Start of SELECTED TEXT

Link Archiver

(Pardon my verbification.)

Here’s an idea for any website, though it could be particularly applicable to weblogs. I’m a reading junkie, I can’t get enough. When I come across a blog I like I often go back in its archives, which is a great way to get a feel for a site. It’s fascinating to see how some blogs have evolved over the years, how posting styles evolve, and to see what people were thinking around the time of important events.

There is one common thread in every archive I browse, I constantly run across dead links. Long-dead links. Dead permalinks even. I have read that the average life-span of a web page is 100 days—I think that may be generous. What good is the wonderful archiving of modern weblog software if those archives become irrelevant less than a year after they’re written?

End of SELECTED TEXT

> **WHAT THE EXERCISE ASKS**
According to the link archiver post, what is the average life-span of a web page? The records play no part in this.

Start of ENTRIES SUPPLIED

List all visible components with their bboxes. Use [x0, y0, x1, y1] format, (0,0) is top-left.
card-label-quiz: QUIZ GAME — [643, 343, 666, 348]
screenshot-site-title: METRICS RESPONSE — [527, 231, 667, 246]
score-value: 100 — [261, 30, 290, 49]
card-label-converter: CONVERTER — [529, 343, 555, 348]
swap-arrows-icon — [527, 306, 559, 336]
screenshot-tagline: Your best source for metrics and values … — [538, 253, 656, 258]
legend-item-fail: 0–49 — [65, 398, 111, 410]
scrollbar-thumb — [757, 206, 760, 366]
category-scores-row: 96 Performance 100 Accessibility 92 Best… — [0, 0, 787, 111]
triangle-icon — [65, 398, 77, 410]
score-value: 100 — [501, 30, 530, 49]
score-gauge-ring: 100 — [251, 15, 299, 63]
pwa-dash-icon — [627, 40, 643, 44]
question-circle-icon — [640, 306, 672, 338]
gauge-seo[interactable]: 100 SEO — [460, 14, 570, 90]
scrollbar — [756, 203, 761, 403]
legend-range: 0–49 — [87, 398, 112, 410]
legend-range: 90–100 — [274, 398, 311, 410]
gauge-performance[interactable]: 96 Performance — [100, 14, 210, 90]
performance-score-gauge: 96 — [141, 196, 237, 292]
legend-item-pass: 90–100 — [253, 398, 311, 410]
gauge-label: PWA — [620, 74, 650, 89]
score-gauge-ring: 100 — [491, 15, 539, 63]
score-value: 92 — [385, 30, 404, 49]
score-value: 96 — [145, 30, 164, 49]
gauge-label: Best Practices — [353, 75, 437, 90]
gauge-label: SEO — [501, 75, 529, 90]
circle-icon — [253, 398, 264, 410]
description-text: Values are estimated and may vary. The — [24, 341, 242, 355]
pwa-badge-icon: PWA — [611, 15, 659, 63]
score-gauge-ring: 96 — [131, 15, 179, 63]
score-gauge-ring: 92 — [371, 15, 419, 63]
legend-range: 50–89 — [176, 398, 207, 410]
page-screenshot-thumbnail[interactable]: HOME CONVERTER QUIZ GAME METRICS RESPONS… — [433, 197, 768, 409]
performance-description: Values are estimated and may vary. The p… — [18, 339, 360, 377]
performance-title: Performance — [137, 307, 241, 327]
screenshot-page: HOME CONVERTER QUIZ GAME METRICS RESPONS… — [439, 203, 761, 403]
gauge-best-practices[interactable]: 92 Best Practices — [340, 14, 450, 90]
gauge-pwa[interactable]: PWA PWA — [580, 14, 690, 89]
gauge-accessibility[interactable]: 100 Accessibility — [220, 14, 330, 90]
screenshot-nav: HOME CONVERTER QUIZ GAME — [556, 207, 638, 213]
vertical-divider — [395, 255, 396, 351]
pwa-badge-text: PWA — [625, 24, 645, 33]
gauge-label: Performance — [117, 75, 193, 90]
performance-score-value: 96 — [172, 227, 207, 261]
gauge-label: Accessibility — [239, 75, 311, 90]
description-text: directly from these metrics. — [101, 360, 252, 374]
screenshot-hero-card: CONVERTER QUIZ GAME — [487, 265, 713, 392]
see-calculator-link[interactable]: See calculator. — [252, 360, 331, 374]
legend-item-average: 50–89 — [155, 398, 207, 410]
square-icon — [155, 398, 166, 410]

End of ENTRIES SUPPLIED

> **RESPONSE BELOW**
100 days.